[Data extracted from a collection]
------
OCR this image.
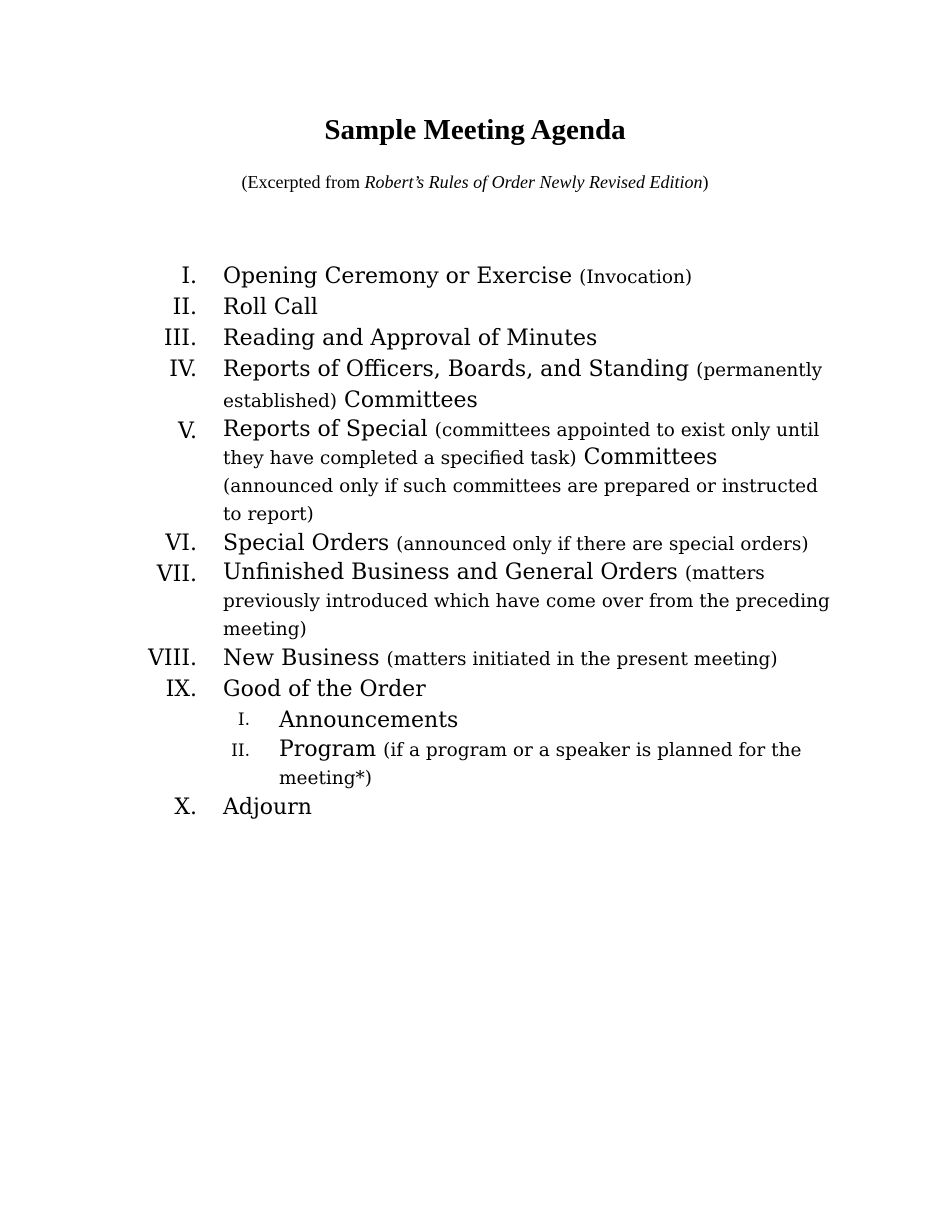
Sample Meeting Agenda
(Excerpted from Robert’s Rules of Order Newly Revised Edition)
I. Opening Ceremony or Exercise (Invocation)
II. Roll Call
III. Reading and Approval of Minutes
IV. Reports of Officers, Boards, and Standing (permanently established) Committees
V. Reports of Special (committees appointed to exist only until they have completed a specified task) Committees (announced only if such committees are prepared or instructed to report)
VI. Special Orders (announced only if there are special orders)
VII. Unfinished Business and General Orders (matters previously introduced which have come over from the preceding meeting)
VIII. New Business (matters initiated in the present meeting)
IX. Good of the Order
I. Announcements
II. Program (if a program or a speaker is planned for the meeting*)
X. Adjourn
------
Goal: Give an exact reproduction of every line, leaving out any picture.

Exercise output:
OCR this image.
Sample Meeting Agenda
(Excerpted from Robert’s Rules of Order Newly Revised Edition)
I. Opening Ceremony or Exercise (Invocation)
II. Roll Call
III. Reading and Approval of Minutes
IV. Reports of Officers, Boards, and Standing (permanently established) Committees
V. Reports of Special (committees appointed to exist only until they have completed a specified task) Committees (announced only if such committees are prepared or instructed to report)
VI. Special Orders (announced only if there are special orders)
VII. Unfinished Business and General Orders (matters previously introduced which have come over from the preceding meeting)
VIII. New Business (matters initiated in the present meeting)
IX. Good of the Order
I. Announcements
II. Program (if a program or a speaker is planned for the meeting*)
X. Adjourn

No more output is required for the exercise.